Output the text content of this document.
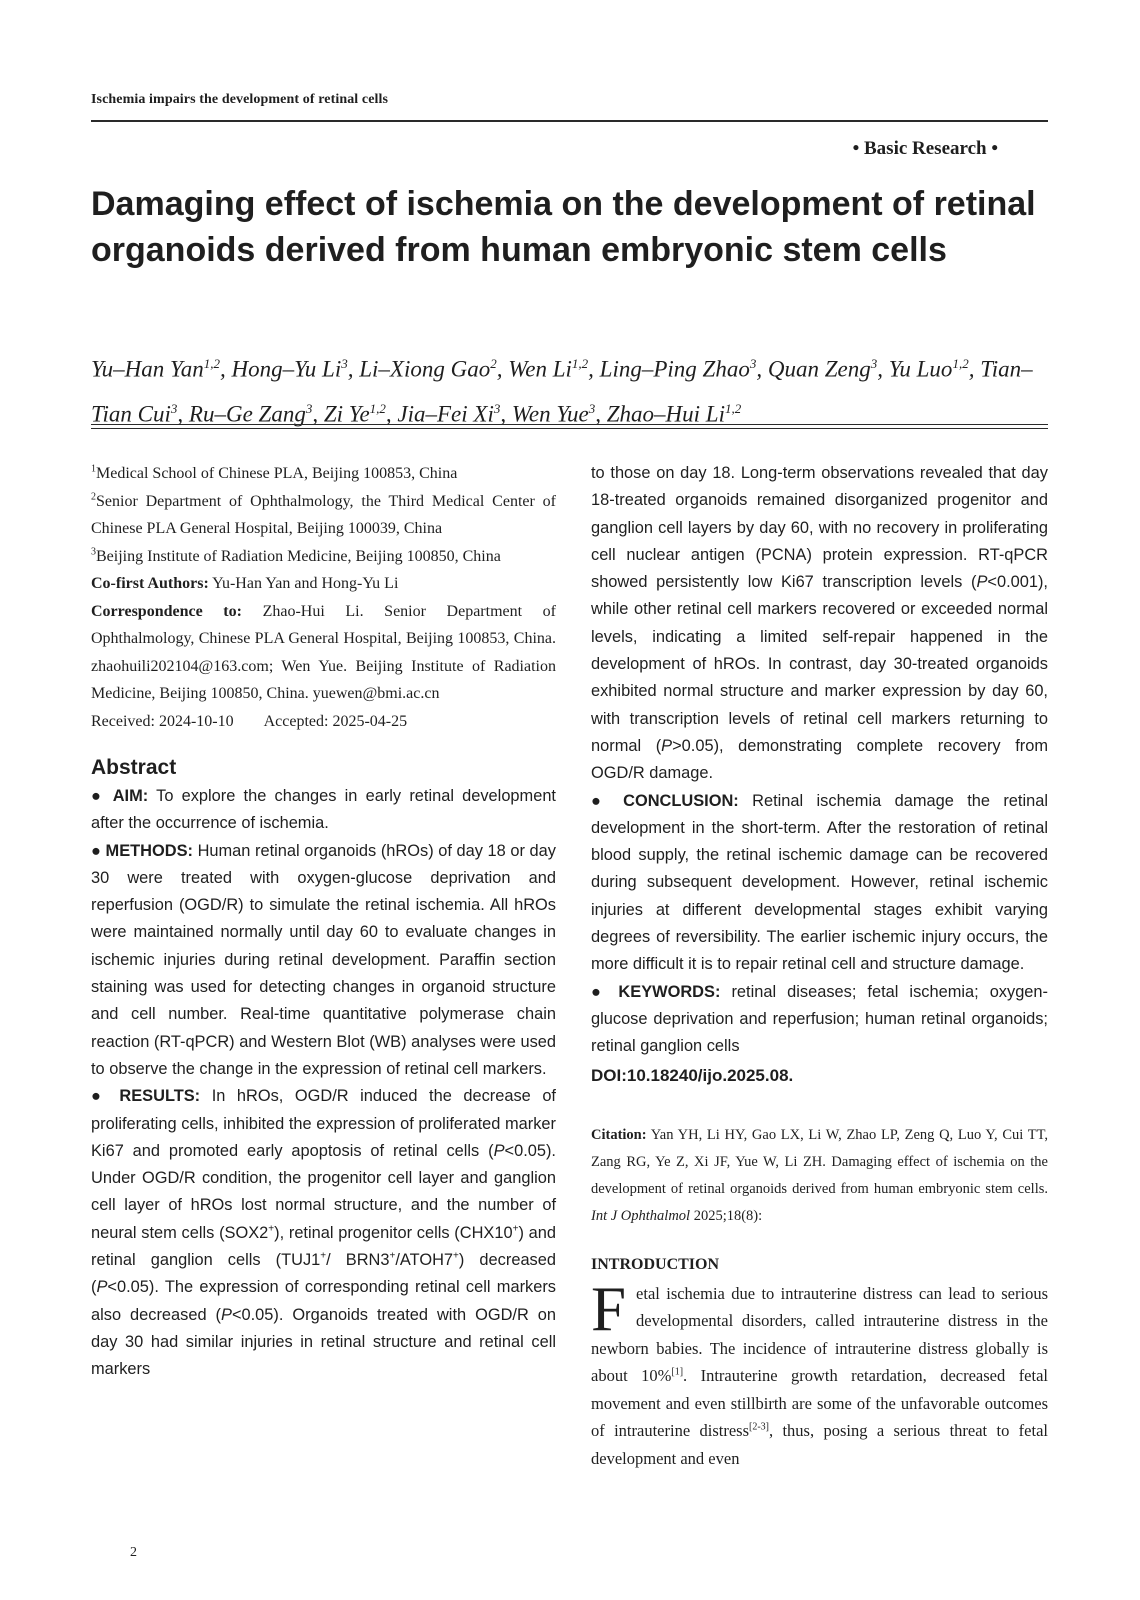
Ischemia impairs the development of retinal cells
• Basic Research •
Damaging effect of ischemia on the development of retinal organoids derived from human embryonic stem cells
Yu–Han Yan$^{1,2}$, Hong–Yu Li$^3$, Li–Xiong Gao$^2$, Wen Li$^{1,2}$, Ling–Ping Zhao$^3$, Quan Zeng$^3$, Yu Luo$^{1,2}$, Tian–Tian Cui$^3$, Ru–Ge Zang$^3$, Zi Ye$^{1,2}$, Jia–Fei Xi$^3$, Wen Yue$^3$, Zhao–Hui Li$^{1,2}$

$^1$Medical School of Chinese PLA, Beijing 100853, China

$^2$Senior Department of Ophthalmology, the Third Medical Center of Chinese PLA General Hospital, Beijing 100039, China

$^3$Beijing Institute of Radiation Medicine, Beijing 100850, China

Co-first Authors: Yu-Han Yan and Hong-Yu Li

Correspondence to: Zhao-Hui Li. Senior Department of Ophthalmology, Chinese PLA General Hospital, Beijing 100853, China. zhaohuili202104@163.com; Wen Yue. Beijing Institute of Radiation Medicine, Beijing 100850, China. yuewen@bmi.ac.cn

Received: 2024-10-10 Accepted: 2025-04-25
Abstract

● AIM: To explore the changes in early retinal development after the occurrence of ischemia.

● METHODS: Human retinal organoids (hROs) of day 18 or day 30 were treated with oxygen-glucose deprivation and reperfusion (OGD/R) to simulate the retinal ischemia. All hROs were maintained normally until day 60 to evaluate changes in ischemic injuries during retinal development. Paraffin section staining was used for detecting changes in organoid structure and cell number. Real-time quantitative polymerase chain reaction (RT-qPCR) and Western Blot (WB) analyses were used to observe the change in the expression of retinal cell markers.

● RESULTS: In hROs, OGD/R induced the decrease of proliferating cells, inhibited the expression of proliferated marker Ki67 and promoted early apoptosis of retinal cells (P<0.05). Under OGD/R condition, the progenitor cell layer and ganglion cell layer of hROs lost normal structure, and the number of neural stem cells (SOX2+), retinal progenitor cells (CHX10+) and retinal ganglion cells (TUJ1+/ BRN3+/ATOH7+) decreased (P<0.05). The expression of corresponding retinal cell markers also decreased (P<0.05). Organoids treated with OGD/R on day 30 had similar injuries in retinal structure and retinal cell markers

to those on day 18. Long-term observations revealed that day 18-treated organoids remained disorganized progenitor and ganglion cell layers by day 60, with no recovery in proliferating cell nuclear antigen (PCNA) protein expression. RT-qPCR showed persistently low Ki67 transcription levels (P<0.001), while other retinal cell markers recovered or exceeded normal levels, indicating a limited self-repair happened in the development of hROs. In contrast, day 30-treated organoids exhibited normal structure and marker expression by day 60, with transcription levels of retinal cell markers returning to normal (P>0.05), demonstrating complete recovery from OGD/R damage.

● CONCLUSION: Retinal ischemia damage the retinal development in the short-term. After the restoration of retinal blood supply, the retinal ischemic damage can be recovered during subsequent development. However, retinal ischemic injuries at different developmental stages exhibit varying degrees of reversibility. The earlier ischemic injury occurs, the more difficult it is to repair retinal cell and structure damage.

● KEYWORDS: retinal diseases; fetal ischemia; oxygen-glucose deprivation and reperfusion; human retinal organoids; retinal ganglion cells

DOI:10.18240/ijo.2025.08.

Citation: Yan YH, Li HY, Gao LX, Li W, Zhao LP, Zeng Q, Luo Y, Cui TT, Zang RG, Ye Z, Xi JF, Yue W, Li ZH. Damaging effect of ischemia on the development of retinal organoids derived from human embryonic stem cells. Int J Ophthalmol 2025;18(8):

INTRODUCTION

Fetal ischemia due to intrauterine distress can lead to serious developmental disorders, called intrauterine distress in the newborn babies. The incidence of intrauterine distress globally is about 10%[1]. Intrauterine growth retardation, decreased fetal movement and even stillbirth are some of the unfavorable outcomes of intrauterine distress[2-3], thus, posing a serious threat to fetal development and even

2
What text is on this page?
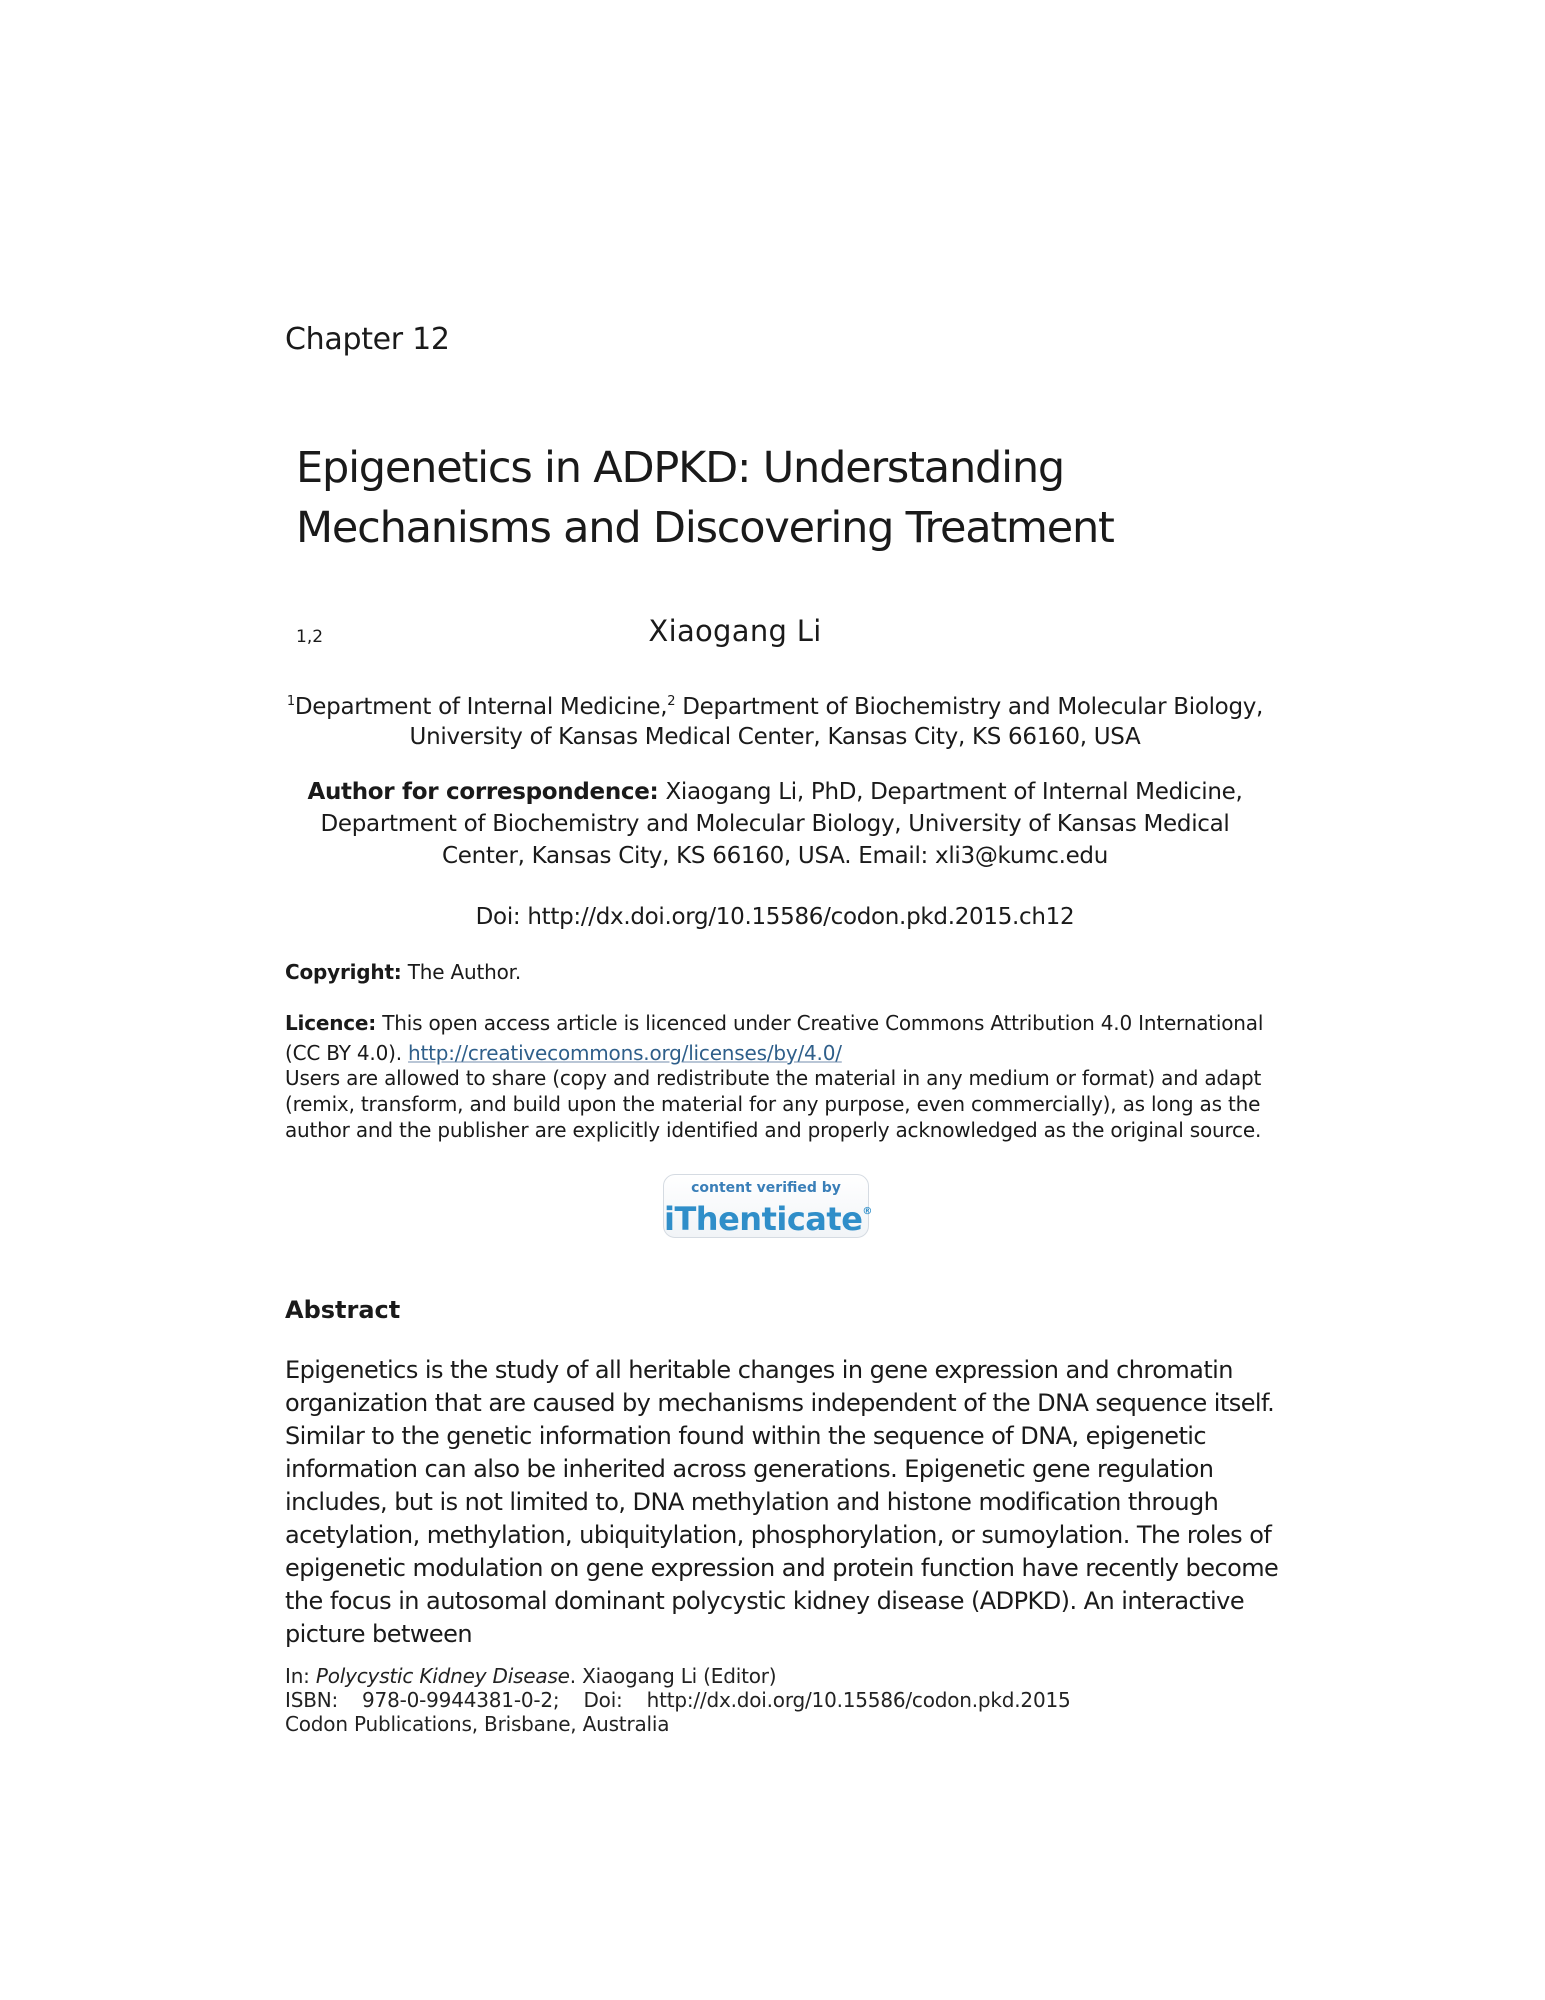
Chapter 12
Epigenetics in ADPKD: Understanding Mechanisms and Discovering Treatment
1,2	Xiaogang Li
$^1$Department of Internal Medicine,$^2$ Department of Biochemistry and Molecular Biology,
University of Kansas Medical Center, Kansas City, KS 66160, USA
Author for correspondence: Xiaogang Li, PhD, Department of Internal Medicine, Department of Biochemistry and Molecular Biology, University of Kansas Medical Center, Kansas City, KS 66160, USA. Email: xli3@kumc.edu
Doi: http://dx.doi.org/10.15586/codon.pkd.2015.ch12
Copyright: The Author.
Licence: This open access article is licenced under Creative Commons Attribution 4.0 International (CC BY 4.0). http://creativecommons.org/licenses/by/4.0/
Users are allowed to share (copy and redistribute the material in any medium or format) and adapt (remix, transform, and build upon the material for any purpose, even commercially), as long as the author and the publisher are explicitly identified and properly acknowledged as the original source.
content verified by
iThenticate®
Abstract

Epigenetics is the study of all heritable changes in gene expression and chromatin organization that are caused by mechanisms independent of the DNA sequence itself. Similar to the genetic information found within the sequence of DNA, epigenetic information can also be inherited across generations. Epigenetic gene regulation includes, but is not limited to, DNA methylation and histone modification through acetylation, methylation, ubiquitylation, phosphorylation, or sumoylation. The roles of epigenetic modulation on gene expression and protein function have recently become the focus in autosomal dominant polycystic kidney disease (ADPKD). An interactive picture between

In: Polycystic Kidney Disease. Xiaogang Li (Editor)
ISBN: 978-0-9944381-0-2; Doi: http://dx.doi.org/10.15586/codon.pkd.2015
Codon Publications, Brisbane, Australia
********************
Without including any pictures, print each record exactly.

REPLY:
Output the text content of this document.
Ischemia impairs the development of retinal cells
• Basic Research •
Damaging effect of ischemia on the development of retinal organoids derived from human embryonic stem cells
Yu–Han Yan$^{1,2}$, Hong–Yu Li$^3$, Li–Xiong Gao$^2$, Wen Li$^{1,2}$, Ling–Ping Zhao$^3$, Quan Zeng$^3$, Yu Luo$^{1,2}$, Tian–Tian Cui$^3$, Ru–Ge Zang$^3$, Zi Ye$^{1,2}$, Jia–Fei Xi$^3$, Wen Yue$^3$, Zhao–Hui Li$^{1,2}$

$^1$Medical School of Chinese PLA, Beijing 100853, China

$^2$Senior Department of Ophthalmology, the Third Medical Center of Chinese PLA General Hospital, Beijing 100039, China

$^3$Beijing Institute of Radiation Medicine, Beijing 100850, China

Co-first Authors: Yu-Han Yan and Hong-Yu Li

Correspondence to: Zhao-Hui Li. Senior Department of Ophthalmology, Chinese PLA General Hospital, Beijing 100853, China. zhaohuili202104@163.com; Wen Yue. Beijing Institute of Radiation Medicine, Beijing 100850, China. yuewen@bmi.ac.cn

Received: 2024-10-10 Accepted: 2025-04-25
Abstract

● AIM: To explore the changes in early retinal development after the occurrence of ischemia.

● METHODS: Human retinal organoids (hROs) of day 18 or day 30 were treated with oxygen-glucose deprivation and reperfusion (OGD/R) to simulate the retinal ischemia. All hROs were maintained normally until day 60 to evaluate changes in ischemic injuries during retinal development. Paraffin section staining was used for detecting changes in organoid structure and cell number. Real-time quantitative polymerase chain reaction (RT-qPCR) and Western Blot (WB) analyses were used to observe the change in the expression of retinal cell markers.

● RESULTS: In hROs, OGD/R induced the decrease of proliferating cells, inhibited the expression of proliferated marker Ki67 and promoted early apoptosis of retinal cells (P<0.05). Under OGD/R condition, the progenitor cell layer and ganglion cell layer of hROs lost normal structure, and the number of neural stem cells (SOX2+), retinal progenitor cells (CHX10+) and retinal ganglion cells (TUJ1+/ BRN3+/ATOH7+) decreased (P<0.05). The expression of corresponding retinal cell markers also decreased (P<0.05). Organoids treated with OGD/R on day 30 had similar injuries in retinal structure and retinal cell markers

to those on day 18. Long-term observations revealed that day 18-treated organoids remained disorganized progenitor and ganglion cell layers by day 60, with no recovery in proliferating cell nuclear antigen (PCNA) protein expression. RT-qPCR showed persistently low Ki67 transcription levels (P<0.001), while other retinal cell markers recovered or exceeded normal levels, indicating a limited self-repair happened in the development of hROs. In contrast, day 30-treated organoids exhibited normal structure and marker expression by day 60, with transcription levels of retinal cell markers returning to normal (P>0.05), demonstrating complete recovery from OGD/R damage.

● CONCLUSION: Retinal ischemia damage the retinal development in the short-term. After the restoration of retinal blood supply, the retinal ischemic damage can be recovered during subsequent development. However, retinal ischemic injuries at different developmental stages exhibit varying degrees of reversibility. The earlier ischemic injury occurs, the more difficult it is to repair retinal cell and structure damage.

● KEYWORDS: retinal diseases; fetal ischemia; oxygen-glucose deprivation and reperfusion; human retinal organoids; retinal ganglion cells

DOI:10.18240/ijo.2025.08.

Citation: Yan YH, Li HY, Gao LX, Li W, Zhao LP, Zeng Q, Luo Y, Cui TT, Zang RG, Ye Z, Xi JF, Yue W, Li ZH. Damaging effect of ischemia on the development of retinal organoids derived from human embryonic stem cells. Int J Ophthalmol 2025;18(8):

INTRODUCTION

Fetal ischemia due to intrauterine distress can lead to serious developmental disorders, called intrauterine distress in the newborn babies. The incidence of intrauterine distress globally is about 10%[1]. Intrauterine growth retardation, decreased fetal movement and even stillbirth are some of the unfavorable outcomes of intrauterine distress[2-3], thus, posing a serious threat to fetal development and even

2
What text is on this page?
Chapter 12
Epigenetics in ADPKD: Understanding Mechanisms and Discovering Treatment
1,2	Xiaogang Li
$^1$Department of Internal Medicine,$^2$ Department of Biochemistry and Molecular Biology,
University of Kansas Medical Center, Kansas City, KS 66160, USA
Author for correspondence: Xiaogang Li, PhD, Department of Internal Medicine, Department of Biochemistry and Molecular Biology, University of Kansas Medical Center, Kansas City, KS 66160, USA. Email: xli3@kumc.edu
Doi: http://dx.doi.org/10.15586/codon.pkd.2015.ch12
Copyright: The Author.
Licence: This open access article is licenced under Creative Commons Attribution 4.0 International (CC BY 4.0). http://creativecommons.org/licenses/by/4.0/
Users are allowed to share (copy and redistribute the material in any medium or format) and adapt (remix, transform, and build upon the material for any purpose, even commercially), as long as the author and the publisher are explicitly identified and properly acknowledged as the original source.
content verified by
iThenticate®
Abstract

Epigenetics is the study of all heritable changes in gene expression and chromatin organization that are caused by mechanisms independent of the DNA sequence itself. Similar to the genetic information found within the sequence of DNA, epigenetic information can also be inherited across generations. Epigenetic gene regulation includes, but is not limited to, DNA methylation and histone modification through acetylation, methylation, ubiquitylation, phosphorylation, or sumoylation. The roles of epigenetic modulation on gene expression and protein function have recently become the focus in autosomal dominant polycystic kidney disease (ADPKD). An interactive picture between

In: Polycystic Kidney Disease. Xiaogang Li (Editor)
ISBN: 978-0-9944381-0-2; Doi: http://dx.doi.org/10.15586/codon.pkd.2015
Codon Publications, Brisbane, Australia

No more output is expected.